## Instruction
Report the number of lines in these entries that contain "Availability". Write only the number.

## Input
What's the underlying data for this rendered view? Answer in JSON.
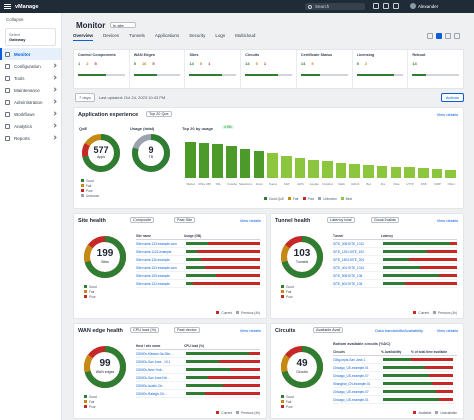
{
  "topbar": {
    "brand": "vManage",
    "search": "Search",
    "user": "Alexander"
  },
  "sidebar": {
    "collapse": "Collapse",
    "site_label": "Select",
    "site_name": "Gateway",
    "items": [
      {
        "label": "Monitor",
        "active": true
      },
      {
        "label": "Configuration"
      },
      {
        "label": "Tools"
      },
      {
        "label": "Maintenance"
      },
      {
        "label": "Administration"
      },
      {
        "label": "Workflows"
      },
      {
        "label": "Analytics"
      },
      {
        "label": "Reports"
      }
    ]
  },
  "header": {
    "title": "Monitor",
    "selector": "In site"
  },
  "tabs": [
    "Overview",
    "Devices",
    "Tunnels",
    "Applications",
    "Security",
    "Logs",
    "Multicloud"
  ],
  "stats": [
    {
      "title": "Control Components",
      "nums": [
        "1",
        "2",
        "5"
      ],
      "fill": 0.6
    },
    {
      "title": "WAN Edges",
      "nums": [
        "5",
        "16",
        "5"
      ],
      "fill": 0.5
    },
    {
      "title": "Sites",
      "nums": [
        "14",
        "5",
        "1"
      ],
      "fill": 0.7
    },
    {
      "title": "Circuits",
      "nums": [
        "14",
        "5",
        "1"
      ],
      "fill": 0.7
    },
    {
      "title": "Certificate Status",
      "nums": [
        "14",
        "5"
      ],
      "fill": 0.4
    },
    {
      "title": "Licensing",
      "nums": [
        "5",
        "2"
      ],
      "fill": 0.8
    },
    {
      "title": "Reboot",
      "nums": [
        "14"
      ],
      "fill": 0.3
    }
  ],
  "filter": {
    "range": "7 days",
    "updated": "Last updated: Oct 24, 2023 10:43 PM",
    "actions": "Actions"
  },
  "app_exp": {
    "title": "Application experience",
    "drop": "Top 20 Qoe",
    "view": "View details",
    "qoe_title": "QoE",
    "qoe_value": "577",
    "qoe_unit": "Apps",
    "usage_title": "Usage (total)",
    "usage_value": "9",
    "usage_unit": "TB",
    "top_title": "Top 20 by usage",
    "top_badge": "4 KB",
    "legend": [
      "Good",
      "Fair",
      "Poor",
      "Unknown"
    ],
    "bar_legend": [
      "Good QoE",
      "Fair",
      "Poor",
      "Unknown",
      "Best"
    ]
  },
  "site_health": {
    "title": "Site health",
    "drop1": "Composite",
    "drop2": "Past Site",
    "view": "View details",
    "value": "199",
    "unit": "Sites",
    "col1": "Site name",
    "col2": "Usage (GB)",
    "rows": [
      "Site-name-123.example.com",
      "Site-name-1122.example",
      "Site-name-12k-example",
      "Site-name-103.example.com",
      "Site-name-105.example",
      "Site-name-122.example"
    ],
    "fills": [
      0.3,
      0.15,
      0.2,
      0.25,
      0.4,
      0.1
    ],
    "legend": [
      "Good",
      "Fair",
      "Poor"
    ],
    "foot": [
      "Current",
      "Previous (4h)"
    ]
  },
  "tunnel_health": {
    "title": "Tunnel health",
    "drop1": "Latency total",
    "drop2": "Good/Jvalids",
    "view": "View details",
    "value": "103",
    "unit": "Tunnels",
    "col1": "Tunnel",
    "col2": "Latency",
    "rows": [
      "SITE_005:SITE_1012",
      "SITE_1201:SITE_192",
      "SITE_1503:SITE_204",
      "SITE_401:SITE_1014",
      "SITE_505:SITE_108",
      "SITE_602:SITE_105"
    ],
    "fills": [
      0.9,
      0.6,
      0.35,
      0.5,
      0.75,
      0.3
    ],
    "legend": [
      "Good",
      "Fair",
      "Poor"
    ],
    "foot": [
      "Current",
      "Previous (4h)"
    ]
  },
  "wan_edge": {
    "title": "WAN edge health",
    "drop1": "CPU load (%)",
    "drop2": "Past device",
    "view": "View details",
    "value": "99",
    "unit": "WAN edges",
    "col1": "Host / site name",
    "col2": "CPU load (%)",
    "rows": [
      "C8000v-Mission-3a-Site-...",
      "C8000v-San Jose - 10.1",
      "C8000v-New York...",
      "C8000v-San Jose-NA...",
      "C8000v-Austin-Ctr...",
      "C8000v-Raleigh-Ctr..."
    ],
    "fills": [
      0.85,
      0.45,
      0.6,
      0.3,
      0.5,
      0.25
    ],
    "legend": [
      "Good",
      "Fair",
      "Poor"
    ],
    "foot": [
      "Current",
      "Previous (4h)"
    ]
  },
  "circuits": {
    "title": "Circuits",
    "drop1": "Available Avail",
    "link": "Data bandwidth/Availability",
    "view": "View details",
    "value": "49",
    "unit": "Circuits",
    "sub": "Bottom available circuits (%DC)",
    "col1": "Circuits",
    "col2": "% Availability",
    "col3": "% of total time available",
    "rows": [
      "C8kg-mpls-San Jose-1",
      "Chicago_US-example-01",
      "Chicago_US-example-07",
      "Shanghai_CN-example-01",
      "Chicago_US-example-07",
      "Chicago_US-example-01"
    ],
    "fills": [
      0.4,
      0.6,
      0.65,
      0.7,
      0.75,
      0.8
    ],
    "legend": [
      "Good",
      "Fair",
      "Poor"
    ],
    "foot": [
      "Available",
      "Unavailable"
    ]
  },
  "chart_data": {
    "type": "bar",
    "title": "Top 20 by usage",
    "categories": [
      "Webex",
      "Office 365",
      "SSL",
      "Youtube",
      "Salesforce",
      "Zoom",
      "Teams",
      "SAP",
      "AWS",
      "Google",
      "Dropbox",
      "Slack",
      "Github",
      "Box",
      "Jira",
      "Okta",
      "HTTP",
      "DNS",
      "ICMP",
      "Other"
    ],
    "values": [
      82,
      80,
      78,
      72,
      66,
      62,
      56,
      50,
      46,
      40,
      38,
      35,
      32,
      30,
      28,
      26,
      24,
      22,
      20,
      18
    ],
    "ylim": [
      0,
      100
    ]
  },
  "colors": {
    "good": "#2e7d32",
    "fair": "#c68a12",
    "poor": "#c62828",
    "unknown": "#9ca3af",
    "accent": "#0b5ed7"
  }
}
==
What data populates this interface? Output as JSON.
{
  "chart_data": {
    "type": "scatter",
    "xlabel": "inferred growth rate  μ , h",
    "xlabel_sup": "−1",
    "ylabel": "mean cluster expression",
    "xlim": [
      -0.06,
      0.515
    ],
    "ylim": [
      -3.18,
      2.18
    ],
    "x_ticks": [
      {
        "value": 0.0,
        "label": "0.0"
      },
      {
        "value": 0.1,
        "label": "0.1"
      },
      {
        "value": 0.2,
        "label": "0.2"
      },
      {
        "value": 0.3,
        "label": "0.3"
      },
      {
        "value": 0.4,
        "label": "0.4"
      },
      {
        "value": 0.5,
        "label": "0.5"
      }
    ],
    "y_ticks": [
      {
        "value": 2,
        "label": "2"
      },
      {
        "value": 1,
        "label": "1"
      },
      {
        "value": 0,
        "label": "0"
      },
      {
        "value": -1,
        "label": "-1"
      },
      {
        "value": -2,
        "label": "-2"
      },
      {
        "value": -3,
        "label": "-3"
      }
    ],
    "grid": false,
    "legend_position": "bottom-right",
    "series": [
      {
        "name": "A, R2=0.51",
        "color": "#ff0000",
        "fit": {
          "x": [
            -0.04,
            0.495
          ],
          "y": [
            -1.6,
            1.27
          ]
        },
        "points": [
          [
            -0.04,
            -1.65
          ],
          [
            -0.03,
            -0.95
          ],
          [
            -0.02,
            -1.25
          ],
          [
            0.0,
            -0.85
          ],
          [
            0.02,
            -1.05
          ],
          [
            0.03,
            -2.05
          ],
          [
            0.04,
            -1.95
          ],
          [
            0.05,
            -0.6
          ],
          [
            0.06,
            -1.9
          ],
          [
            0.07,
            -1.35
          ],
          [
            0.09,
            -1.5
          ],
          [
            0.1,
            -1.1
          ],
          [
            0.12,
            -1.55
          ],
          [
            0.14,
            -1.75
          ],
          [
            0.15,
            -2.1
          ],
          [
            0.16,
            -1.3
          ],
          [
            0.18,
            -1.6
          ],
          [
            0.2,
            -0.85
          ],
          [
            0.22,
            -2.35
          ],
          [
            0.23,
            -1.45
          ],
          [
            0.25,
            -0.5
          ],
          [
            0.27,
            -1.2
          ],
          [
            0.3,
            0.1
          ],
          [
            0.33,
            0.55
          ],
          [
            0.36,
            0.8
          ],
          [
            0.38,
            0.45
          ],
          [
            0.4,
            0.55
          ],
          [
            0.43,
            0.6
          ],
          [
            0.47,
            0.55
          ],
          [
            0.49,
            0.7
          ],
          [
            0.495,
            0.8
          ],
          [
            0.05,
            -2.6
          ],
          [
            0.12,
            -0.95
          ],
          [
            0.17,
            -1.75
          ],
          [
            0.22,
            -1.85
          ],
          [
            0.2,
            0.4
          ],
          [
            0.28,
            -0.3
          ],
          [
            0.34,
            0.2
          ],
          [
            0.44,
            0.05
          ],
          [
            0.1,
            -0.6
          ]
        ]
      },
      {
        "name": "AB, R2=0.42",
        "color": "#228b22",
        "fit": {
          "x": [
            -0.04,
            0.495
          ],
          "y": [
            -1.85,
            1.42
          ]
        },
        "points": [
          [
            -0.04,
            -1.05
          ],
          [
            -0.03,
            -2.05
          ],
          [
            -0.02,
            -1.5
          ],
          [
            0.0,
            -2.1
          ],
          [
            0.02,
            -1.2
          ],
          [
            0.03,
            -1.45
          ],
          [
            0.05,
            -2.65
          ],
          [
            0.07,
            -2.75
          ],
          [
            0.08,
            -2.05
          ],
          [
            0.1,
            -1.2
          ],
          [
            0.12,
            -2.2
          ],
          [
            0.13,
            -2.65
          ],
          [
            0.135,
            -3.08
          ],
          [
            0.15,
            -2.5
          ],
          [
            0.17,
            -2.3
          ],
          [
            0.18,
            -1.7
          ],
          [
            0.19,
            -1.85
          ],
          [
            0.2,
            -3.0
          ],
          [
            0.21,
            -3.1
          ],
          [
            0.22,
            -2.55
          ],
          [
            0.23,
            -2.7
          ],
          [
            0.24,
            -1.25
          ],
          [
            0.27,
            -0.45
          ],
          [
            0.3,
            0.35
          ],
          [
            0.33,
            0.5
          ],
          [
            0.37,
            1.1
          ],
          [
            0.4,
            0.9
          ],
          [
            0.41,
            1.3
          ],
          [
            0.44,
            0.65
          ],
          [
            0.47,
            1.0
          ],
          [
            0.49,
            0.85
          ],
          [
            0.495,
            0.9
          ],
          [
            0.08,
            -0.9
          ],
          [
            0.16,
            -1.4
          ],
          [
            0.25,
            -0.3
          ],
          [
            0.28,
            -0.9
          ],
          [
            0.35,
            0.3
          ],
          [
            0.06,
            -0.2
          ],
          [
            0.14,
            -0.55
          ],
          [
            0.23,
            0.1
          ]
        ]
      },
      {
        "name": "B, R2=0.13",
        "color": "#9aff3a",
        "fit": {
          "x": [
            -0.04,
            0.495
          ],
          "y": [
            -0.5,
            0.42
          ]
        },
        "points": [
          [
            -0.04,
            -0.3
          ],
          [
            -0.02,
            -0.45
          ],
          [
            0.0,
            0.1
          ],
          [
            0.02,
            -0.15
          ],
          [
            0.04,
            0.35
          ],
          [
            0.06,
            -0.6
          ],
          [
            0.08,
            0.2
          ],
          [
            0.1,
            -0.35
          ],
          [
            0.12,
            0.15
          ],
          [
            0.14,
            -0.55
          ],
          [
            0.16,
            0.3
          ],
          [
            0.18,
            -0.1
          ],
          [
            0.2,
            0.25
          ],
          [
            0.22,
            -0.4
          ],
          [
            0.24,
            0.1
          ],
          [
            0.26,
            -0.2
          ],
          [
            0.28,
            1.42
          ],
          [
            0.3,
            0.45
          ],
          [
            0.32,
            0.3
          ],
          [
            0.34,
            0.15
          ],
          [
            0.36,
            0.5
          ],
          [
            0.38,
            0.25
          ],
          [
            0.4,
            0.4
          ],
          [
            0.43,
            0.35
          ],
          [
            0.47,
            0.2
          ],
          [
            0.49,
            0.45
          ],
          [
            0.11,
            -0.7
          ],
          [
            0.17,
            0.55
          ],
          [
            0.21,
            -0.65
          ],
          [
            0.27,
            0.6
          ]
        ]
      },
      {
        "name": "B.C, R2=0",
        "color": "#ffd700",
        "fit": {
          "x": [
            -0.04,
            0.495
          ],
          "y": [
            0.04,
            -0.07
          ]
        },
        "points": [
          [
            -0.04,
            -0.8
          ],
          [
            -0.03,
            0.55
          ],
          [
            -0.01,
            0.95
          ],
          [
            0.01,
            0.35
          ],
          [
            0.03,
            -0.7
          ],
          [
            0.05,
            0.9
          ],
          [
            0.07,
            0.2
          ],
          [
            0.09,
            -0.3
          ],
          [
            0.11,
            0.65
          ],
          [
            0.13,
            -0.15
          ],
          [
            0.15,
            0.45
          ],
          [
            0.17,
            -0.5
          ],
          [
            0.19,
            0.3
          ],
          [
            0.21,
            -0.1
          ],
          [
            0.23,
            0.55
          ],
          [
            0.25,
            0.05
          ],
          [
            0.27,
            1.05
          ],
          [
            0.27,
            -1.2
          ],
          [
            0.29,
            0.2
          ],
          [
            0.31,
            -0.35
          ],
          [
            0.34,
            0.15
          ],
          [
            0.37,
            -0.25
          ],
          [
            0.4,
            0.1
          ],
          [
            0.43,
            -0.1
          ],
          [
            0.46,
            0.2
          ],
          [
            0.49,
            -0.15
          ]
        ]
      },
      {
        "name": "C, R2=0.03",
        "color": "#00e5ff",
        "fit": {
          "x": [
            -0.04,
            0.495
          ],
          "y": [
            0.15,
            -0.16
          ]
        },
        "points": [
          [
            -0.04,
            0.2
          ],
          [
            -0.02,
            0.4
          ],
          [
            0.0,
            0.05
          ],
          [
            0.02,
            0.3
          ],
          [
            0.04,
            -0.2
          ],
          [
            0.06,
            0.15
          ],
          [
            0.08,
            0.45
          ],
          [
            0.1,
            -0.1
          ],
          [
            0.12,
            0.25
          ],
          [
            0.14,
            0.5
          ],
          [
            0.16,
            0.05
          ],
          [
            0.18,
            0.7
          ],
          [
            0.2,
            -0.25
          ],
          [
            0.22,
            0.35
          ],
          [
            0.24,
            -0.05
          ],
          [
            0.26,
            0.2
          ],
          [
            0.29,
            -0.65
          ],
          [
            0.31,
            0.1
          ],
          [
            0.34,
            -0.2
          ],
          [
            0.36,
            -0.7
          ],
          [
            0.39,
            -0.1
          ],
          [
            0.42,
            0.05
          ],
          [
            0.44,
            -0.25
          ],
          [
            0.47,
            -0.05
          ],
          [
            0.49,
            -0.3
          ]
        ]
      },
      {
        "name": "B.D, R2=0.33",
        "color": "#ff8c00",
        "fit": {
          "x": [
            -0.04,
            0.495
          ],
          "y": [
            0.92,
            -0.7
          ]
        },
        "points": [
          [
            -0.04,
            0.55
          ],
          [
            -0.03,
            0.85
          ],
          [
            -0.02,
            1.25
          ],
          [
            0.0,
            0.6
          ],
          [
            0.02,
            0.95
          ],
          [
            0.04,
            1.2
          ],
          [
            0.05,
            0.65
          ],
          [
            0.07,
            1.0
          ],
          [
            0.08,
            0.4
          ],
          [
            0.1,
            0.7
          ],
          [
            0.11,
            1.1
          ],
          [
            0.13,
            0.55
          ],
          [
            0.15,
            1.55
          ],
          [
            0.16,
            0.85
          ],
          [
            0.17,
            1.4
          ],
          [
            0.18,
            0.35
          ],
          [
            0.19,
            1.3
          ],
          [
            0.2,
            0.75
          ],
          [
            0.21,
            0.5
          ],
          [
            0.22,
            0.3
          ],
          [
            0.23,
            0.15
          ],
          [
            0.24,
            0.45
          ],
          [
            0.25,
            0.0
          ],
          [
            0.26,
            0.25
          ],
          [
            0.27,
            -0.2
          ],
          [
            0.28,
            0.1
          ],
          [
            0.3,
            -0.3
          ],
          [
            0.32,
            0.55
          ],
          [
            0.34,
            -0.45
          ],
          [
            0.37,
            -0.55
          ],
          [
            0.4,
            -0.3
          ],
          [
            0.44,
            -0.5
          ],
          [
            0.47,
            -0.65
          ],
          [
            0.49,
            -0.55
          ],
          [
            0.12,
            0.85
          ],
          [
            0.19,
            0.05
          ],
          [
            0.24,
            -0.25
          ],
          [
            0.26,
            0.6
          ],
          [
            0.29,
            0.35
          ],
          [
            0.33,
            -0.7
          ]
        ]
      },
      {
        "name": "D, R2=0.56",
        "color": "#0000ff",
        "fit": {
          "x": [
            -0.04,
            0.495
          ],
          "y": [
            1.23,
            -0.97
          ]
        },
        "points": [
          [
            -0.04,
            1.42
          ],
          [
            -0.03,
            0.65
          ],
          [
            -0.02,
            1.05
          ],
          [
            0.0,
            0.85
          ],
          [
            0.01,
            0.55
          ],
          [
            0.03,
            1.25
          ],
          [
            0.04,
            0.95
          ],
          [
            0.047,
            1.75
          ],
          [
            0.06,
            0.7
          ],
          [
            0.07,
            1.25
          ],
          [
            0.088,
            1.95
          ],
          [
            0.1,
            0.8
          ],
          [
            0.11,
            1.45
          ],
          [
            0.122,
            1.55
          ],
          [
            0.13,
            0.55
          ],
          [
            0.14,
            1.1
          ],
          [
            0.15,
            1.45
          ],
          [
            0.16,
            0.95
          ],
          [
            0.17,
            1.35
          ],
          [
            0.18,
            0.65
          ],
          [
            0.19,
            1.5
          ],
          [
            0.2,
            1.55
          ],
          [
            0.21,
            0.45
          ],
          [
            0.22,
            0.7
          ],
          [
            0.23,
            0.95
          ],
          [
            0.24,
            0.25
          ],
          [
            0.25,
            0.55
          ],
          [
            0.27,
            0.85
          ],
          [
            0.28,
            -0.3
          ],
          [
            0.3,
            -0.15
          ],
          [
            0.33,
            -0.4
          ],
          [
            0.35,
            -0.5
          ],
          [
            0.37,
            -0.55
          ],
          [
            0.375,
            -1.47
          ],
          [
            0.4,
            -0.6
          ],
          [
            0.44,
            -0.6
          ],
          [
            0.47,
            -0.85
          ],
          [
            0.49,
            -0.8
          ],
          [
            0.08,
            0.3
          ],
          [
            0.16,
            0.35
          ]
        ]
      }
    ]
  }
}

## Exercise solution
2